Task brief → In the data below, find each line containing the string "structured" and return it.

Items →
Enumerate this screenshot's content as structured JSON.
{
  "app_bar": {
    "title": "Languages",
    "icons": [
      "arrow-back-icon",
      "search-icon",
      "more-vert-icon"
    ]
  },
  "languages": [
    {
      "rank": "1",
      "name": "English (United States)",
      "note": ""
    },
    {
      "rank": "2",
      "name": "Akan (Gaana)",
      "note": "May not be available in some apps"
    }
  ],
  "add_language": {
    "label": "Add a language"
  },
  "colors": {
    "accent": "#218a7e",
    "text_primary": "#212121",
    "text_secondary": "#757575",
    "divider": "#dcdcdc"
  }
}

--

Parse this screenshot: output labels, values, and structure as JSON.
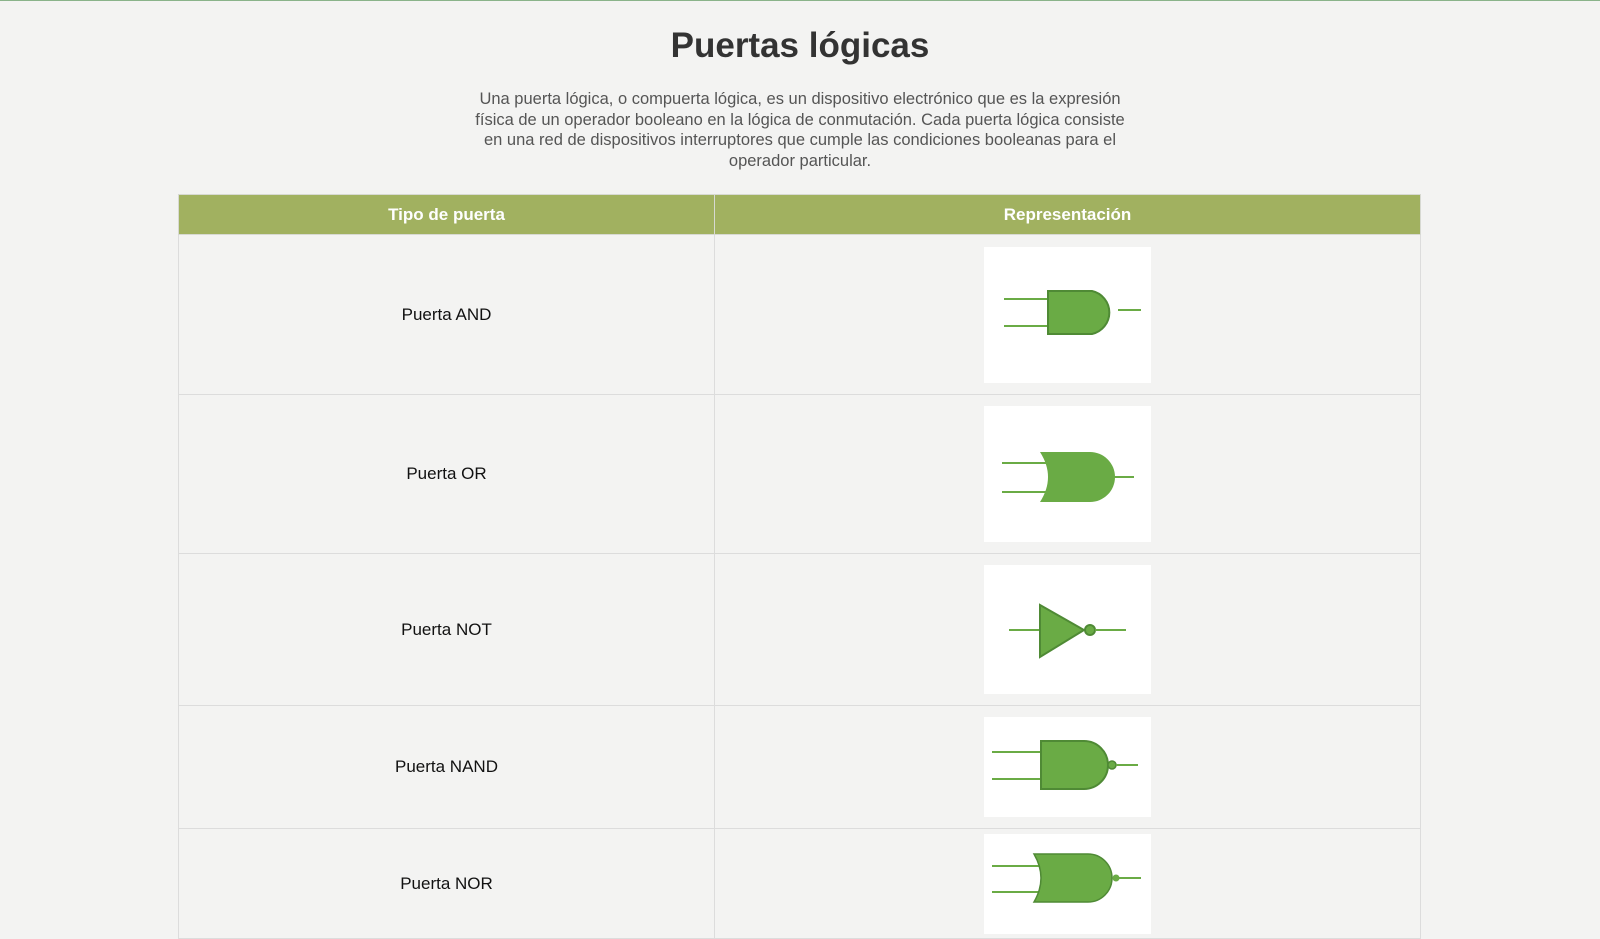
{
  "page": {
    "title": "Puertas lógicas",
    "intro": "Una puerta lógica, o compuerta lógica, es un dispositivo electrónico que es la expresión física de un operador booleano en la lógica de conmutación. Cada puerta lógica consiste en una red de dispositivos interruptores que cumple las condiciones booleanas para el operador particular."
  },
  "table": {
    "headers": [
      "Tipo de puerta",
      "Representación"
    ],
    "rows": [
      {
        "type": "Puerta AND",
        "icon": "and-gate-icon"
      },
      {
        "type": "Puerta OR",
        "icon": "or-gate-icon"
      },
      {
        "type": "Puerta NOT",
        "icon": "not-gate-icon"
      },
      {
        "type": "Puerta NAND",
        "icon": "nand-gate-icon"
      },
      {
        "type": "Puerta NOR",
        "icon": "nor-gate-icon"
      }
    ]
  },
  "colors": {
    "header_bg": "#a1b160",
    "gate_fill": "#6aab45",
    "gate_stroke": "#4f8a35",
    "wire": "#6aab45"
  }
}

==

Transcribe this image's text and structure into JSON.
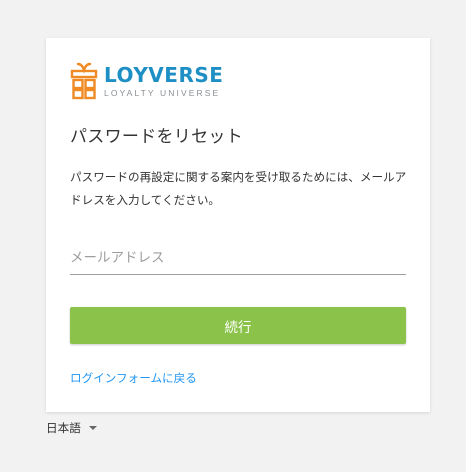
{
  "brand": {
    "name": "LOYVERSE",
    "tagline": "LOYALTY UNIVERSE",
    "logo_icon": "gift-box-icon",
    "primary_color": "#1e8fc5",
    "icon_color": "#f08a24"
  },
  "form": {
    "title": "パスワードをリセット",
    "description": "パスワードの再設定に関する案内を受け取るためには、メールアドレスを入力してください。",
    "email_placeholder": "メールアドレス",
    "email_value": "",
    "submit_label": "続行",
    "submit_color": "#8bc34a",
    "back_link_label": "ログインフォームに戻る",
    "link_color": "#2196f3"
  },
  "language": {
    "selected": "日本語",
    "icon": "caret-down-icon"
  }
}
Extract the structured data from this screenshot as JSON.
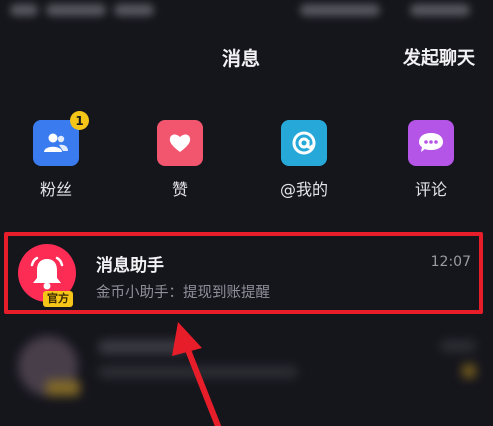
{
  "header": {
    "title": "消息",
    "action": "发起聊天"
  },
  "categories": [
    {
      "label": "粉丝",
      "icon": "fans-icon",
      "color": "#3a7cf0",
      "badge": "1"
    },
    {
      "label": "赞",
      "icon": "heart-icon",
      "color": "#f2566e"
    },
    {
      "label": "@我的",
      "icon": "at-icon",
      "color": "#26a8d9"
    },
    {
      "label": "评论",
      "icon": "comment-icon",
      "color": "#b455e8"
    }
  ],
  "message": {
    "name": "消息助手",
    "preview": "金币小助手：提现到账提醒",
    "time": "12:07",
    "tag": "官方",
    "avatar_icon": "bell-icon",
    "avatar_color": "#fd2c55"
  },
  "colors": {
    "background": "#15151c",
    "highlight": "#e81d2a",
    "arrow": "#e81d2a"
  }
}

The completed task →
Enumerate this screenshot's content as structured JSON.
Extract the structured data from this screenshot as JSON.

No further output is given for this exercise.